WHAT THE EXERCISE ASKS = Everything from the line with "OCR this image." through the last line of the records below should be copied exactly, both ends included.

DATA RECORDS =

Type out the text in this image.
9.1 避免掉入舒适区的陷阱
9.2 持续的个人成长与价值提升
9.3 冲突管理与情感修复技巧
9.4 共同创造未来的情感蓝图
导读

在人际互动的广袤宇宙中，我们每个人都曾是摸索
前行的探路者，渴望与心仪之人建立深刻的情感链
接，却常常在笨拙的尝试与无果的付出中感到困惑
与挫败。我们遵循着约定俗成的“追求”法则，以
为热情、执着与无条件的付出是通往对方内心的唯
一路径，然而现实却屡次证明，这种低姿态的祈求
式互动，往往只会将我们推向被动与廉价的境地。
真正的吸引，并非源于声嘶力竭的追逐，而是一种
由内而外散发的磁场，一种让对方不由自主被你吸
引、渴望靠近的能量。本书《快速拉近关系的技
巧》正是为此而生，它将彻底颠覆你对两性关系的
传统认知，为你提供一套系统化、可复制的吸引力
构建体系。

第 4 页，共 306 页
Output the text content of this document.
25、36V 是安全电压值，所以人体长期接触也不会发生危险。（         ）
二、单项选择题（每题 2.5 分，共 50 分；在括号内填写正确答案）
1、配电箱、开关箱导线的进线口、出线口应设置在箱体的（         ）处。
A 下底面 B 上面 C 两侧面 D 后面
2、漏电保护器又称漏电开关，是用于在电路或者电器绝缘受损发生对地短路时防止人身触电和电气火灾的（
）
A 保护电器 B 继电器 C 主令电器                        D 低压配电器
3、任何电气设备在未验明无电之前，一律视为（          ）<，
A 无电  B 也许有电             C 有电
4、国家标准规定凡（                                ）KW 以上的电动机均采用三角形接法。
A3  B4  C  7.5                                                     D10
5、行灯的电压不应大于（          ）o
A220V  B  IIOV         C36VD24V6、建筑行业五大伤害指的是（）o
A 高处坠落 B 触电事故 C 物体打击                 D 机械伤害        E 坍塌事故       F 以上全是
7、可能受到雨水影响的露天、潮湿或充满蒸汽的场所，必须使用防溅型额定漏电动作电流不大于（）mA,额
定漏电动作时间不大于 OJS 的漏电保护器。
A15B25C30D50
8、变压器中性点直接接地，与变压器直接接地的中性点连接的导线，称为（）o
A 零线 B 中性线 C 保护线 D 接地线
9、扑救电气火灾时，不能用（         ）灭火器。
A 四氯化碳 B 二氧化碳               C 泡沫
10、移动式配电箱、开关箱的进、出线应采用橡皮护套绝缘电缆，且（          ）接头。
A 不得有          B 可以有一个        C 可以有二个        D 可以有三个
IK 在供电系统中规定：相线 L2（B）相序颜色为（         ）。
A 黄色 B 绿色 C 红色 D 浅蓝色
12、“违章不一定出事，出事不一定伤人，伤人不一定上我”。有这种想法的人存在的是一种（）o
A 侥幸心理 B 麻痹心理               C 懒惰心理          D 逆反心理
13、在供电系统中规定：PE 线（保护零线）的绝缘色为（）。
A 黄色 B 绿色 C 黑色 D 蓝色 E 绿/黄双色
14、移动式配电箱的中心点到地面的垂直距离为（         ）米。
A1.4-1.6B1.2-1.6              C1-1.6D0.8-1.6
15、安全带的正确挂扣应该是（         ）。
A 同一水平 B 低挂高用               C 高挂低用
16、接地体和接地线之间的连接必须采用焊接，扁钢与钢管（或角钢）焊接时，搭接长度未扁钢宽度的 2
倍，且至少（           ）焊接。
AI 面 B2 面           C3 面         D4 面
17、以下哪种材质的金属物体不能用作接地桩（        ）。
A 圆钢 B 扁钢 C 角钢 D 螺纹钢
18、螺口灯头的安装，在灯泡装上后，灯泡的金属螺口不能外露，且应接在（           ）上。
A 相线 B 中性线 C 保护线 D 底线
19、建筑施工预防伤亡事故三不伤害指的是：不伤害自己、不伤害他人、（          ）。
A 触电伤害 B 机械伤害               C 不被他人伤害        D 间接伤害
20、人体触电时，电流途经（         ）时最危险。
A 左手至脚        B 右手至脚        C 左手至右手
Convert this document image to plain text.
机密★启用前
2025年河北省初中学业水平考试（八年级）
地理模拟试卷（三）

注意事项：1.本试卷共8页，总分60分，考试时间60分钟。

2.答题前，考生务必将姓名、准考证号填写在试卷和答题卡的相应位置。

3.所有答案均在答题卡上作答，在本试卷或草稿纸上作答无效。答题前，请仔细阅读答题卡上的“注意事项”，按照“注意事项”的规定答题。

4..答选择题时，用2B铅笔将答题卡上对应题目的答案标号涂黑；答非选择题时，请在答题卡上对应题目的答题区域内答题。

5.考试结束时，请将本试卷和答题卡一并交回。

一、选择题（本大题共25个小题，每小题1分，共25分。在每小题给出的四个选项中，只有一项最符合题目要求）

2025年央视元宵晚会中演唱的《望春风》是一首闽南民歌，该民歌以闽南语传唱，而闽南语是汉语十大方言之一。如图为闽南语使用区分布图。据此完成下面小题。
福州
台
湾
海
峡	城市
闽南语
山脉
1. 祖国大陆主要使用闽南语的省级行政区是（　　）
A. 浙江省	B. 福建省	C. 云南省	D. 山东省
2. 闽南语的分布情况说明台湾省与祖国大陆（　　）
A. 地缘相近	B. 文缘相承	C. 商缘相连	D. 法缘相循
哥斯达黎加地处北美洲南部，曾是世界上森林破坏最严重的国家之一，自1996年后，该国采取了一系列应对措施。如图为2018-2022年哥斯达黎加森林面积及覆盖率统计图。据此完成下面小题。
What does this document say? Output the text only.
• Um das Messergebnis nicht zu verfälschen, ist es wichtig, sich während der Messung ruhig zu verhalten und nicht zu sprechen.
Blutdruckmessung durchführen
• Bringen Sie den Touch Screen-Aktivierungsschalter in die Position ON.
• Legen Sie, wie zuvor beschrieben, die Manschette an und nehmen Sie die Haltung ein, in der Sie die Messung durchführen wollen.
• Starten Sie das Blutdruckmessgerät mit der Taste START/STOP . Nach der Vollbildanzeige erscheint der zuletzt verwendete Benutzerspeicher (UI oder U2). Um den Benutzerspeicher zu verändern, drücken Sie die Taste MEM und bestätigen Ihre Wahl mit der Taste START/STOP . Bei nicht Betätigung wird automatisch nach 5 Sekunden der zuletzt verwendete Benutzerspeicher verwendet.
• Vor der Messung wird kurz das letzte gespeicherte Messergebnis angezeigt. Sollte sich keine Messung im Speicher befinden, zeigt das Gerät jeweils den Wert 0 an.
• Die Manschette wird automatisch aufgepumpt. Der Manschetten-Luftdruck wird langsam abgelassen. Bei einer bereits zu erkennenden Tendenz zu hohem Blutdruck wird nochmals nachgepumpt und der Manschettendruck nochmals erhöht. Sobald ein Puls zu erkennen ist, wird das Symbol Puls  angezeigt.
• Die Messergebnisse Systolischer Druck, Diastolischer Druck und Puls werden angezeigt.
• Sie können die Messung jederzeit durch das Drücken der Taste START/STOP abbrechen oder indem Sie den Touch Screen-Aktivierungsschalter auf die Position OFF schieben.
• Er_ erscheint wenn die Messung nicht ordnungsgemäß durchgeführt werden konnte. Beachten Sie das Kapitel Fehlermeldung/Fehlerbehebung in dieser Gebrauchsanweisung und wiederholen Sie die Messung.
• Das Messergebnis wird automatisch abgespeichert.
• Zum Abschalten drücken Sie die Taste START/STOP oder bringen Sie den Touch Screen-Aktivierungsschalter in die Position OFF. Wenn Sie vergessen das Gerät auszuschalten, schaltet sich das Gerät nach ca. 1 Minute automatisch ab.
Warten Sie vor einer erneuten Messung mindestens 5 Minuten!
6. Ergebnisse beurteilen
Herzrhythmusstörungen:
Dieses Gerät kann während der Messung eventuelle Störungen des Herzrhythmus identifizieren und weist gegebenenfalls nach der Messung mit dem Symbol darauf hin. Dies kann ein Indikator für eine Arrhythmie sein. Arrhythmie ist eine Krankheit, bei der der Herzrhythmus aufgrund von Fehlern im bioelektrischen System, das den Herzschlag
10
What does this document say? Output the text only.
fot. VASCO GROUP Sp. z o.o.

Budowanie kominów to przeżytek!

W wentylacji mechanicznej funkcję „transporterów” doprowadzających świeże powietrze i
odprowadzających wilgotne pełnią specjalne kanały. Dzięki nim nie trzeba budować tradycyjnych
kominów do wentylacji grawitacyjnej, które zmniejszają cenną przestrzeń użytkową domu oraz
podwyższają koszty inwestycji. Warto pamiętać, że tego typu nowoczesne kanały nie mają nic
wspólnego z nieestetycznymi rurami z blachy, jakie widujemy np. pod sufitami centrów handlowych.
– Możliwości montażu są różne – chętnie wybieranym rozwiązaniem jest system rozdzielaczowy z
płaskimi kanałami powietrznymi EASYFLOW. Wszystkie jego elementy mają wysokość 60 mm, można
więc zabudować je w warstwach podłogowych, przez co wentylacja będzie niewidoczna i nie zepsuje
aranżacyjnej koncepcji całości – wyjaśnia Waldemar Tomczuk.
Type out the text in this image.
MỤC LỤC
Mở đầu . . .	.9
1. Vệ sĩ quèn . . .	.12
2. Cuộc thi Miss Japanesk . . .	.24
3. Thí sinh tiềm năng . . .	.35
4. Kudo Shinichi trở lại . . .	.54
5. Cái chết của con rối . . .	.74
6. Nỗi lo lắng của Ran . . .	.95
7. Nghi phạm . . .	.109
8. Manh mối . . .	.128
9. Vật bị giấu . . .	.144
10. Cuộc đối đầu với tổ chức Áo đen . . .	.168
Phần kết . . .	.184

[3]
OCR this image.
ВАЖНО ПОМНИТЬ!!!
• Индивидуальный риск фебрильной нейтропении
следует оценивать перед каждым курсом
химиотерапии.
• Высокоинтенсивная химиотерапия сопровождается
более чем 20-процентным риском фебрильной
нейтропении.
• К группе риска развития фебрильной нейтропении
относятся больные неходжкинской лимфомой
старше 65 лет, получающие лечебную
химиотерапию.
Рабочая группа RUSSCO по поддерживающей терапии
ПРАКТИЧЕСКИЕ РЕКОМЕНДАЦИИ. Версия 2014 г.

ANSWER TO THIS TASK =
OCR this image.
ВАЖНО ПОМНИТЬ!!!
• Индивидуальный риск фебрильной нейтропении
следует оценивать перед каждым курсом
химиотерапии.
• Высокоинтенсивная химиотерапия сопровождается
более чем 20-процентным риском фебрильной
нейтропении.
• К группе риска развития фебрильной нейтропении
относятся больные неходжкинской лимфомой
старше 65 лет, получающие лечебную
химиотерапию.
Рабочая группа RUSSCO по поддерживающей терапии
ПРАКТИЧЕСКИЕ РЕКОМЕНДАЦИИ. Версия 2014 г.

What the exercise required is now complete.